* Given information:
=======
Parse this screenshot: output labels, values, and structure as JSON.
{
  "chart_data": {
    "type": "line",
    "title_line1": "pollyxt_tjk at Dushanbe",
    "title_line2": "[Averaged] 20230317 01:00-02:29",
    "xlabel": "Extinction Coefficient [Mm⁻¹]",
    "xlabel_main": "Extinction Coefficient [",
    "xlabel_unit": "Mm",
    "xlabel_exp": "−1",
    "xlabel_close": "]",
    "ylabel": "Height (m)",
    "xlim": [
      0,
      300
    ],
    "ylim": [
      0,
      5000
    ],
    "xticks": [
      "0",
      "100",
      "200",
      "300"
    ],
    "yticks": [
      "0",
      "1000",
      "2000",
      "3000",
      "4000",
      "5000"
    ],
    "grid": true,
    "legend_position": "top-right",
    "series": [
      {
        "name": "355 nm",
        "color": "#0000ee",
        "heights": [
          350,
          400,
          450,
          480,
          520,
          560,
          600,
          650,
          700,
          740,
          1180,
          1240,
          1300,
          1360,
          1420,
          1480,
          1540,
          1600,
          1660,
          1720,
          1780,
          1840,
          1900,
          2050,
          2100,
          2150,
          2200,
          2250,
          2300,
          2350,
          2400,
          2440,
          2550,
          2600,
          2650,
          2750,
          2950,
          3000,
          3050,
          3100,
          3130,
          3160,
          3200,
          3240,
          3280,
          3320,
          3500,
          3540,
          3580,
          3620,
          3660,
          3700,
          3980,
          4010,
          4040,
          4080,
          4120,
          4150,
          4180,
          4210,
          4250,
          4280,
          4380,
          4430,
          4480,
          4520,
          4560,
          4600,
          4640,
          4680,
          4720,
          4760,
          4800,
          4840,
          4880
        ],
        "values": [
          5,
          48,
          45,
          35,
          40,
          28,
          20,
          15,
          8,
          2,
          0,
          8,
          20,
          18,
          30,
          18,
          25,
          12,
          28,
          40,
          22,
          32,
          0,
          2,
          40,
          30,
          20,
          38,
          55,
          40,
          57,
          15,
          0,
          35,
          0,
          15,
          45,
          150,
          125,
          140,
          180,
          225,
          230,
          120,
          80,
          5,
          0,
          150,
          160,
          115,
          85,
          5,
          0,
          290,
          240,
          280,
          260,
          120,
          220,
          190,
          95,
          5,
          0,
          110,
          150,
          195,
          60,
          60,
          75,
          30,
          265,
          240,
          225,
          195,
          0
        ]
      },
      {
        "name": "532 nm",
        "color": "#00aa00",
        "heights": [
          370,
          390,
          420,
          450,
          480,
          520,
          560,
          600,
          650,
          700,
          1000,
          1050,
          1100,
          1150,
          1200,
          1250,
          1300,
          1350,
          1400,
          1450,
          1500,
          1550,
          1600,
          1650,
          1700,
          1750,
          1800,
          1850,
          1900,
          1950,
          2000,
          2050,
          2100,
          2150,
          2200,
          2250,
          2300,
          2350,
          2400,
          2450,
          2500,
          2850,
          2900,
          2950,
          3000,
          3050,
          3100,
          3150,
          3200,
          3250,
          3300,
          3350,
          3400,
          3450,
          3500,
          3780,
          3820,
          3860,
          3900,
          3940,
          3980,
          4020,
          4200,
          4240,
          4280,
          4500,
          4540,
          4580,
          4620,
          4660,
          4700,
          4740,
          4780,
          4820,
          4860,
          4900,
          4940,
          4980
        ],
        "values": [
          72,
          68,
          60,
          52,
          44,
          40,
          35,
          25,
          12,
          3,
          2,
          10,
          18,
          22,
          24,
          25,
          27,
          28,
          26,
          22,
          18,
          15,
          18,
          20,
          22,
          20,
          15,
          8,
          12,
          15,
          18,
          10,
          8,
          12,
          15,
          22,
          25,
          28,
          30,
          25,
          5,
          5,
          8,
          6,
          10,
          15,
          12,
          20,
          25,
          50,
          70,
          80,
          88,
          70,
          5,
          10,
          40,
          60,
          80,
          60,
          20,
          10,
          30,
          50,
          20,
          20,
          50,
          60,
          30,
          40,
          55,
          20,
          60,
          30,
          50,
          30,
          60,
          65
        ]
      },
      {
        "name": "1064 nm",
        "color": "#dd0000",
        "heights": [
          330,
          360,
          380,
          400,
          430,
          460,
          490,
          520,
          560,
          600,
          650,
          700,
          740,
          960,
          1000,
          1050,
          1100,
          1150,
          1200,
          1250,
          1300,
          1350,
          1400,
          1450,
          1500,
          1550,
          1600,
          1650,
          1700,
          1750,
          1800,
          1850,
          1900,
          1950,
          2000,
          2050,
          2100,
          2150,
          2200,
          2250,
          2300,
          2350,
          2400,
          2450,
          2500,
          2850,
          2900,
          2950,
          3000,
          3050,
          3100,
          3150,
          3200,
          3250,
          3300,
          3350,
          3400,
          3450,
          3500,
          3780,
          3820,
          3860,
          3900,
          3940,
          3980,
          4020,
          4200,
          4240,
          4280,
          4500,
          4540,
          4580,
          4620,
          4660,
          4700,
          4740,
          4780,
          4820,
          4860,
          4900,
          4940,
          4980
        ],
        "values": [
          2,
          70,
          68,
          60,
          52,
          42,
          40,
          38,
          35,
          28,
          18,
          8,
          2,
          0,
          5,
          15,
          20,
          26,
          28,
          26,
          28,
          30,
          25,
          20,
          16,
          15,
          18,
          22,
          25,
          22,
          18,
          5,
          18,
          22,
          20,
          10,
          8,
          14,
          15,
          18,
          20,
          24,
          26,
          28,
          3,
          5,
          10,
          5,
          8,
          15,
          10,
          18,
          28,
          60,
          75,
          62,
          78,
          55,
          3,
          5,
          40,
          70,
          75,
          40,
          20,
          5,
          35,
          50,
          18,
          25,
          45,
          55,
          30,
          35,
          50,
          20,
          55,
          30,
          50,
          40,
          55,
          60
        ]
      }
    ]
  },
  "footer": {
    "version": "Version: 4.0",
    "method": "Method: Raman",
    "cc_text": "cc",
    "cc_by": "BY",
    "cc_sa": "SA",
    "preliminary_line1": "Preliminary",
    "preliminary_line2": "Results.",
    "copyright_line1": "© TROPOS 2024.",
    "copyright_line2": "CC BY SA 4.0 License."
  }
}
=======
* Request:
Take the entries above and transcribe them in full.

* Written answer:
Parse this screenshot: output labels, values, and structure as JSON.
{
  "chart_data": {
    "type": "line",
    "title_line1": "pollyxt_tjk at Dushanbe",
    "title_line2": "[Averaged] 20230317 01:00-02:29",
    "xlabel": "Extinction Coefficient [Mm⁻¹]",
    "xlabel_main": "Extinction Coefficient [",
    "xlabel_unit": "Mm",
    "xlabel_exp": "−1",
    "xlabel_close": "]",
    "ylabel": "Height (m)",
    "xlim": [
      0,
      300
    ],
    "ylim": [
      0,
      5000
    ],
    "xticks": [
      "0",
      "100",
      "200",
      "300"
    ],
    "yticks": [
      "0",
      "1000",
      "2000",
      "3000",
      "4000",
      "5000"
    ],
    "grid": true,
    "legend_position": "top-right",
    "series": [
      {
        "name": "355 nm",
        "color": "#0000ee",
        "heights": [
          350,
          400,
          450,
          480,
          520,
          560,
          600,
          650,
          700,
          740,
          1180,
          1240,
          1300,
          1360,
          1420,
          1480,
          1540,
          1600,
          1660,
          1720,
          1780,
          1840,
          1900,
          2050,
          2100,
          2150,
          2200,
          2250,
          2300,
          2350,
          2400,
          2440,
          2550,
          2600,
          2650,
          2750,
          2950,
          3000,
          3050,
          3100,
          3130,
          3160,
          3200,
          3240,
          3280,
          3320,
          3500,
          3540,
          3580,
          3620,
          3660,
          3700,
          3980,
          4010,
          4040,
          4080,
          4120,
          4150,
          4180,
          4210,
          4250,
          4280,
          4380,
          4430,
          4480,
          4520,
          4560,
          4600,
          4640,
          4680,
          4720,
          4760,
          4800,
          4840,
          4880
        ],
        "values": [
          5,
          48,
          45,
          35,
          40,
          28,
          20,
          15,
          8,
          2,
          0,
          8,
          20,
          18,
          30,
          18,
          25,
          12,
          28,
          40,
          22,
          32,
          0,
          2,
          40,
          30,
          20,
          38,
          55,
          40,
          57,
          15,
          0,
          35,
          0,
          15,
          45,
          150,
          125,
          140,
          180,
          225,
          230,
          120,
          80,
          5,
          0,
          150,
          160,
          115,
          85,
          5,
          0,
          290,
          240,
          280,
          260,
          120,
          220,
          190,
          95,
          5,
          0,
          110,
          150,
          195,
          60,
          60,
          75,
          30,
          265,
          240,
          225,
          195,
          0
        ]
      },
      {
        "name": "532 nm",
        "color": "#00aa00",
        "heights": [
          370,
          390,
          420,
          450,
          480,
          520,
          560,
          600,
          650,
          700,
          1000,
          1050,
          1100,
          1150,
          1200,
          1250,
          1300,
          1350,
          1400,
          1450,
          1500,
          1550,
          1600,
          1650,
          1700,
          1750,
          1800,
          1850,
          1900,
          1950,
          2000,
          2050,
          2100,
          2150,
          2200,
          2250,
          2300,
          2350,
          2400,
          2450,
          2500,
          2850,
          2900,
          2950,
          3000,
          3050,
          3100,
          3150,
          3200,
          3250,
          3300,
          3350,
          3400,
          3450,
          3500,
          3780,
          3820,
          3860,
          3900,
          3940,
          3980,
          4020,
          4200,
          4240,
          4280,
          4500,
          4540,
          4580,
          4620,
          4660,
          4700,
          4740,
          4780,
          4820,
          4860,
          4900,
          4940,
          4980
        ],
        "values": [
          72,
          68,
          60,
          52,
          44,
          40,
          35,
          25,
          12,
          3,
          2,
          10,
          18,
          22,
          24,
          25,
          27,
          28,
          26,
          22,
          18,
          15,
          18,
          20,
          22,
          20,
          15,
          8,
          12,
          15,
          18,
          10,
          8,
          12,
          15,
          22,
          25,
          28,
          30,
          25,
          5,
          5,
          8,
          6,
          10,
          15,
          12,
          20,
          25,
          50,
          70,
          80,
          88,
          70,
          5,
          10,
          40,
          60,
          80,
          60,
          20,
          10,
          30,
          50,
          20,
          20,
          50,
          60,
          30,
          40,
          55,
          20,
          60,
          30,
          50,
          30,
          60,
          65
        ]
      },
      {
        "name": "1064 nm",
        "color": "#dd0000",
        "heights": [
          330,
          360,
          380,
          400,
          430,
          460,
          490,
          520,
          560,
          600,
          650,
          700,
          740,
          960,
          1000,
          1050,
          1100,
          1150,
          1200,
          1250,
          1300,
          1350,
          1400,
          1450,
          1500,
          1550,
          1600,
          1650,
          1700,
          1750,
          1800,
          1850,
          1900,
          1950,
          2000,
          2050,
          2100,
          2150,
          2200,
          2250,
          2300,
          2350,
          2400,
          2450,
          2500,
          2850,
          2900,
          2950,
          3000,
          3050,
          3100,
          3150,
          3200,
          3250,
          3300,
          3350,
          3400,
          3450,
          3500,
          3780,
          3820,
          3860,
          3900,
          3940,
          3980,
          4020,
          4200,
          4240,
          4280,
          4500,
          4540,
          4580,
          4620,
          4660,
          4700,
          4740,
          4780,
          4820,
          4860,
          4900,
          4940,
          4980
        ],
        "values": [
          2,
          70,
          68,
          60,
          52,
          42,
          40,
          38,
          35,
          28,
          18,
          8,
          2,
          0,
          5,
          15,
          20,
          26,
          28,
          26,
          28,
          30,
          25,
          20,
          16,
          15,
          18,
          22,
          25,
          22,
          18,
          5,
          18,
          22,
          20,
          10,
          8,
          14,
          15,
          18,
          20,
          24,
          26,
          28,
          3,
          5,
          10,
          5,
          8,
          15,
          10,
          18,
          28,
          60,
          75,
          62,
          78,
          55,
          3,
          5,
          40,
          70,
          75,
          40,
          20,
          5,
          35,
          50,
          18,
          25,
          45,
          55,
          30,
          35,
          50,
          20,
          55,
          30,
          50,
          40,
          55,
          60
        ]
      }
    ]
  },
  "footer": {
    "version": "Version: 4.0",
    "method": "Method: Raman",
    "cc_text": "cc",
    "cc_by": "BY",
    "cc_sa": "SA",
    "preliminary_line1": "Preliminary",
    "preliminary_line2": "Results.",
    "copyright_line1": "© TROPOS 2024.",
    "copyright_line2": "CC BY SA 4.0 License."
  }
}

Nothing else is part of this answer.